> Data for processing

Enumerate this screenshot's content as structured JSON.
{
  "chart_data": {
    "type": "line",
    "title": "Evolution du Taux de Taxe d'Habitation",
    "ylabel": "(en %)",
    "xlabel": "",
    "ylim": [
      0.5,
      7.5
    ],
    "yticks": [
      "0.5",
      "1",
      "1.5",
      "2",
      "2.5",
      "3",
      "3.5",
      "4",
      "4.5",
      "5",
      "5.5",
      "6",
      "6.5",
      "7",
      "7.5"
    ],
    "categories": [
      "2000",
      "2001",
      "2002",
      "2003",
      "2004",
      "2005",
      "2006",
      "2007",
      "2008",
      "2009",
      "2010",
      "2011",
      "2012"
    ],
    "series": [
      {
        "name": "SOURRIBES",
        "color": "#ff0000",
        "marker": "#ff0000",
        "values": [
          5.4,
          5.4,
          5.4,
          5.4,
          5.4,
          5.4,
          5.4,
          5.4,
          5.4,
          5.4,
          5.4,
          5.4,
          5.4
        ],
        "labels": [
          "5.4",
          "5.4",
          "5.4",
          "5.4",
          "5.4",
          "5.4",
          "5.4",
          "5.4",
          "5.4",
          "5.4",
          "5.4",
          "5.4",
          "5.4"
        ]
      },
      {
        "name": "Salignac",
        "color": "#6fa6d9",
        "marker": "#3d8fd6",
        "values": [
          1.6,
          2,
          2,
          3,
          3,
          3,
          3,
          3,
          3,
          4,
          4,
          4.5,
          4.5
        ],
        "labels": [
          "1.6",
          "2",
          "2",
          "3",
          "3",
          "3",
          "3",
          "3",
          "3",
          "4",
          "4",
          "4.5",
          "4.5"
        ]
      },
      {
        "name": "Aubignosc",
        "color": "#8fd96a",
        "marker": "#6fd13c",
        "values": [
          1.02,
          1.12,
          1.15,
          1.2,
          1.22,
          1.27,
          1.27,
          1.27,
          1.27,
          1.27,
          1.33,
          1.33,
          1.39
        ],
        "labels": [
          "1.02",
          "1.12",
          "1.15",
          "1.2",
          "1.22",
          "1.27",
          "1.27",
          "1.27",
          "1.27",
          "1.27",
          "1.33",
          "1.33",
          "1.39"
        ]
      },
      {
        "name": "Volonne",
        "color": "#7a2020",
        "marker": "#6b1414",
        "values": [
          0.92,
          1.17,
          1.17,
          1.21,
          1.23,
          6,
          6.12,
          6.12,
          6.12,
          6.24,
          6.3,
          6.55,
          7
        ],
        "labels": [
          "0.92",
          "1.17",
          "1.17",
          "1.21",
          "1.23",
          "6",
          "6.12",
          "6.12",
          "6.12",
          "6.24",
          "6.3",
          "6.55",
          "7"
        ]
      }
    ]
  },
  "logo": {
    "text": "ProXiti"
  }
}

==

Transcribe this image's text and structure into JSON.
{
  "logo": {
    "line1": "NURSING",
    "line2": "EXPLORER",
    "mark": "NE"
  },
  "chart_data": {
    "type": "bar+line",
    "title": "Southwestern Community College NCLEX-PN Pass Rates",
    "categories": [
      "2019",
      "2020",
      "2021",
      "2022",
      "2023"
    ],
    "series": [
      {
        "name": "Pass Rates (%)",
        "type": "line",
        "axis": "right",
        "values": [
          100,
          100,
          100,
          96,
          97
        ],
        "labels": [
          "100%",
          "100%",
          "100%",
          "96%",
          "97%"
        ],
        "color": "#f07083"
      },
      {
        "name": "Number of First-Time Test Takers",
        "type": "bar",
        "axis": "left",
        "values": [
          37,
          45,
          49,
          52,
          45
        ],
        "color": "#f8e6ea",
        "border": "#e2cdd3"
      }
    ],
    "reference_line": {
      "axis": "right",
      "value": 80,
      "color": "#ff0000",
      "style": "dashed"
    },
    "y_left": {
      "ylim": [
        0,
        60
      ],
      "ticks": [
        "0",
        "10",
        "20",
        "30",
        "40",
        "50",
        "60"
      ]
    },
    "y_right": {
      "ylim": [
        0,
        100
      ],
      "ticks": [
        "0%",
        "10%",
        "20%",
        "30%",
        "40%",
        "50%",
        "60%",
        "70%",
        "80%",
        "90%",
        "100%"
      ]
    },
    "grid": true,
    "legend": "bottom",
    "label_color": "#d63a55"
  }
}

> Written instruction
Identify each line holding the string "name", and copy it out.

> Written answer
        "name": "SOURRIBES",
        "name": "Salignac",
        "name": "Aubignosc",
        "name": "Volonne",
        "name": "Pass Rates (%)",
        "name": "Number of First-Time Test Takers",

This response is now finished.